EXERCISE OBJECTIVE:
Repeat all entries exactly.
— start LISTING —
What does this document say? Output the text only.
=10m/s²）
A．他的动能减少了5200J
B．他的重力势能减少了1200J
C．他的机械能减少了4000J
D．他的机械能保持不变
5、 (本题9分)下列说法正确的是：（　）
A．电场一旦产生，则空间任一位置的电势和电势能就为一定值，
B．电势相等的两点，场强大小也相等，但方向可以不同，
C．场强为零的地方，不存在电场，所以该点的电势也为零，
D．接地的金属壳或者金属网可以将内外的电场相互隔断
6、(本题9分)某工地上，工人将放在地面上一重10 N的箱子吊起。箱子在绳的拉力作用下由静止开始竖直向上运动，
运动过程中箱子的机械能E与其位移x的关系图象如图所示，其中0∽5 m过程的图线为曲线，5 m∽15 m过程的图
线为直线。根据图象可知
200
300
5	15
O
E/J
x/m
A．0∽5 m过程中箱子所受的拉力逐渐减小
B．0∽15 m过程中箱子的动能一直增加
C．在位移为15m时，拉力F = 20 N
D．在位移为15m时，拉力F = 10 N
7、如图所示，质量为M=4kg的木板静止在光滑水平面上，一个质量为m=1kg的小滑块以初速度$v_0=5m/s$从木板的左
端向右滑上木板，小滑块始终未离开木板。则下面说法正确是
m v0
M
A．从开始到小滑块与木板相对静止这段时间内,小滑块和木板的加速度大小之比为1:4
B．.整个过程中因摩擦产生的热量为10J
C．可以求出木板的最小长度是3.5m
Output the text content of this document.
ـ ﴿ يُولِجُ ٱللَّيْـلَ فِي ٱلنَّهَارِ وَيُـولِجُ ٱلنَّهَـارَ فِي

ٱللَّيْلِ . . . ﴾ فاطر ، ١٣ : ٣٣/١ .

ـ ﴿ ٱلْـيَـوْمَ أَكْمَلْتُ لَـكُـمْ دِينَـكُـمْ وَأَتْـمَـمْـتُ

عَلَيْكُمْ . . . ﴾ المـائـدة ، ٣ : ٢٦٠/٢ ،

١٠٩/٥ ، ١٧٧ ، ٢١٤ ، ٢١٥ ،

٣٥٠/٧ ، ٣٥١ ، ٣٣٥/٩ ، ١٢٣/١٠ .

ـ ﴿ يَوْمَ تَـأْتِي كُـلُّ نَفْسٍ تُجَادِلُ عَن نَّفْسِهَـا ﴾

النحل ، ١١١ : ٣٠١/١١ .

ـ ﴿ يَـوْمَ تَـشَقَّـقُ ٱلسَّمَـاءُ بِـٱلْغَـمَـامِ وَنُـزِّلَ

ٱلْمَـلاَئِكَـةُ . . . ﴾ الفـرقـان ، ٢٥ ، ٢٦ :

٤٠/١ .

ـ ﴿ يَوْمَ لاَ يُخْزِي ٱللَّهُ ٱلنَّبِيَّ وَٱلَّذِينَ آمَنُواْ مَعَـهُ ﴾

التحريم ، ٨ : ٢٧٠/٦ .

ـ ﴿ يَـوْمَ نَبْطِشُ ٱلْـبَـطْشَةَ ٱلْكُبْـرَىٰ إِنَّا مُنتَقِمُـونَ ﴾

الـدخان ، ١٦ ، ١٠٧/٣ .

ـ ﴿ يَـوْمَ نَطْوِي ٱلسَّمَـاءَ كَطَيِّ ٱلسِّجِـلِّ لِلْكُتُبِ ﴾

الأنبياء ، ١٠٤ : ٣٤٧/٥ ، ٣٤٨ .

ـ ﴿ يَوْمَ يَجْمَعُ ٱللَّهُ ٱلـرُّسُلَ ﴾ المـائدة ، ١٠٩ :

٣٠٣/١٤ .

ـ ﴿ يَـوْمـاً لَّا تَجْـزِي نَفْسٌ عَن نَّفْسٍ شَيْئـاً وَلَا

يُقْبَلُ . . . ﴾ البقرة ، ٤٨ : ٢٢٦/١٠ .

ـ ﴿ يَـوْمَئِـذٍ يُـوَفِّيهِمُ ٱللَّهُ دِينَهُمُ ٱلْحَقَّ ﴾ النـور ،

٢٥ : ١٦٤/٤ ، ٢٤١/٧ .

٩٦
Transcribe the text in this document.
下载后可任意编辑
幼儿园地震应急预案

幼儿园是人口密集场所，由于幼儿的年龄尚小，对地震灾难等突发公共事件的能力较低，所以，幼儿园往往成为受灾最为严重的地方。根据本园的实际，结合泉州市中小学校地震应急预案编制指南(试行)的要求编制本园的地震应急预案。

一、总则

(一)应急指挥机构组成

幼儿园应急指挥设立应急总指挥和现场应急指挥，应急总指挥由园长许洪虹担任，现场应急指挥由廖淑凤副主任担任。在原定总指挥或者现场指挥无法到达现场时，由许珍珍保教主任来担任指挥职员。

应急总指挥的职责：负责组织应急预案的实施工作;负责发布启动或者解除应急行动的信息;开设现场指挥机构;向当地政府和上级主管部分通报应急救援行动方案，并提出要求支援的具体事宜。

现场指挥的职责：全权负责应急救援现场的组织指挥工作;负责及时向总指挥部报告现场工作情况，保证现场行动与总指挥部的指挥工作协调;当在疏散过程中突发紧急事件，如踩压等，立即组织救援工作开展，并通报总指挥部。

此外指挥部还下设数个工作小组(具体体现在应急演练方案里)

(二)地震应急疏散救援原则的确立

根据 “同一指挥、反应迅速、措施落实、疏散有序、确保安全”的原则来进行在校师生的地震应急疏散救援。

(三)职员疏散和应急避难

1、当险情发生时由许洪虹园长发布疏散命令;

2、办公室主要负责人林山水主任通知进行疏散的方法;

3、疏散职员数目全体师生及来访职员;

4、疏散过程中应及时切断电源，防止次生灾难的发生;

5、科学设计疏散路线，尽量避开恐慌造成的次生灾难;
— end LISTING —
SOLUTION BELOW:
What does this document say? Output the text only.
=10m/s²）
A．他的动能减少了5200J
B．他的重力势能减少了1200J
C．他的机械能减少了4000J
D．他的机械能保持不变
5、 (本题9分)下列说法正确的是：（　）
A．电场一旦产生，则空间任一位置的电势和电势能就为一定值，
B．电势相等的两点，场强大小也相等，但方向可以不同，
C．场强为零的地方，不存在电场，所以该点的电势也为零，
D．接地的金属壳或者金属网可以将内外的电场相互隔断
6、(本题9分)某工地上，工人将放在地面上一重10 N的箱子吊起。箱子在绳的拉力作用下由静止开始竖直向上运动，
运动过程中箱子的机械能E与其位移x的关系图象如图所示，其中0∽5 m过程的图线为曲线，5 m∽15 m过程的图
线为直线。根据图象可知
200
300
5	15
O
E/J
x/m
A．0∽5 m过程中箱子所受的拉力逐渐减小
B．0∽15 m过程中箱子的动能一直增加
C．在位移为15m时，拉力F = 20 N
D．在位移为15m时，拉力F = 10 N
7、如图所示，质量为M=4kg的木板静止在光滑水平面上，一个质量为m=1kg的小滑块以初速度$v_0=5m/s$从木板的左
端向右滑上木板，小滑块始终未离开木板。则下面说法正确是
m v0
M
A．从开始到小滑块与木板相对静止这段时间内,小滑块和木板的加速度大小之比为1:4
B．.整个过程中因摩擦产生的热量为10J
C．可以求出木板的最小长度是3.5m
Output the text content of this document.
ـ ﴿ يُولِجُ ٱللَّيْـلَ فِي ٱلنَّهَارِ وَيُـولِجُ ٱلنَّهَـارَ فِي

ٱللَّيْلِ . . . ﴾ فاطر ، ١٣ : ٣٣/١ .

ـ ﴿ ٱلْـيَـوْمَ أَكْمَلْتُ لَـكُـمْ دِينَـكُـمْ وَأَتْـمَـمْـتُ

عَلَيْكُمْ . . . ﴾ المـائـدة ، ٣ : ٢٦٠/٢ ،

١٠٩/٥ ، ١٧٧ ، ٢١٤ ، ٢١٥ ،

٣٥٠/٧ ، ٣٥١ ، ٣٣٥/٩ ، ١٢٣/١٠ .

ـ ﴿ يَوْمَ تَـأْتِي كُـلُّ نَفْسٍ تُجَادِلُ عَن نَّفْسِهَـا ﴾

النحل ، ١١١ : ٣٠١/١١ .

ـ ﴿ يَـوْمَ تَـشَقَّـقُ ٱلسَّمَـاءُ بِـٱلْغَـمَـامِ وَنُـزِّلَ

ٱلْمَـلاَئِكَـةُ . . . ﴾ الفـرقـان ، ٢٥ ، ٢٦ :

٤٠/١ .

ـ ﴿ يَوْمَ لاَ يُخْزِي ٱللَّهُ ٱلنَّبِيَّ وَٱلَّذِينَ آمَنُواْ مَعَـهُ ﴾

التحريم ، ٨ : ٢٧٠/٦ .

ـ ﴿ يَـوْمَ نَبْطِشُ ٱلْـبَـطْشَةَ ٱلْكُبْـرَىٰ إِنَّا مُنتَقِمُـونَ ﴾

الـدخان ، ١٦ ، ١٠٧/٣ .

ـ ﴿ يَـوْمَ نَطْوِي ٱلسَّمَـاءَ كَطَيِّ ٱلسِّجِـلِّ لِلْكُتُبِ ﴾

الأنبياء ، ١٠٤ : ٣٤٧/٥ ، ٣٤٨ .

ـ ﴿ يَوْمَ يَجْمَعُ ٱللَّهُ ٱلـرُّسُلَ ﴾ المـائدة ، ١٠٩ :

٣٠٣/١٤ .

ـ ﴿ يَـوْمـاً لَّا تَجْـزِي نَفْسٌ عَن نَّفْسٍ شَيْئـاً وَلَا

يُقْبَلُ . . . ﴾ البقرة ، ٤٨ : ٢٢٦/١٠ .

ـ ﴿ يَـوْمَئِـذٍ يُـوَفِّيهِمُ ٱللَّهُ دِينَهُمُ ٱلْحَقَّ ﴾ النـور ،

٢٥ : ١٦٤/٤ ، ٢٤١/٧ .

٩٦
Transcribe the text in this document.
下载后可任意编辑
幼儿园地震应急预案

幼儿园是人口密集场所，由于幼儿的年龄尚小，对地震灾难等突发公共事件的能力较低，所以，幼儿园往往成为受灾最为严重的地方。根据本园的实际，结合泉州市中小学校地震应急预案编制指南(试行)的要求编制本园的地震应急预案。

一、总则

(一)应急指挥机构组成

幼儿园应急指挥设立应急总指挥和现场应急指挥，应急总指挥由园长许洪虹担任，现场应急指挥由廖淑凤副主任担任。在原定总指挥或者现场指挥无法到达现场时，由许珍珍保教主任来担任指挥职员。

应急总指挥的职责：负责组织应急预案的实施工作;负责发布启动或者解除应急行动的信息;开设现场指挥机构;向当地政府和上级主管部分通报应急救援行动方案，并提出要求支援的具体事宜。

现场指挥的职责：全权负责应急救援现场的组织指挥工作;负责及时向总指挥部报告现场工作情况，保证现场行动与总指挥部的指挥工作协调;当在疏散过程中突发紧急事件，如踩压等，立即组织救援工作开展，并通报总指挥部。

此外指挥部还下设数个工作小组(具体体现在应急演练方案里)

(二)地震应急疏散救援原则的确立

根据 “同一指挥、反应迅速、措施落实、疏散有序、确保安全”的原则来进行在校师生的地震应急疏散救援。

(三)职员疏散和应急避难

1、当险情发生时由许洪虹园长发布疏散命令;

2、办公室主要负责人林山水主任通知进行疏散的方法;

3、疏散职员数目全体师生及来访职员;

4、疏散过程中应及时切断电源，防止次生灾难的发生;

5、科学设计疏散路线，尽量避开恐慌造成的次生灾难;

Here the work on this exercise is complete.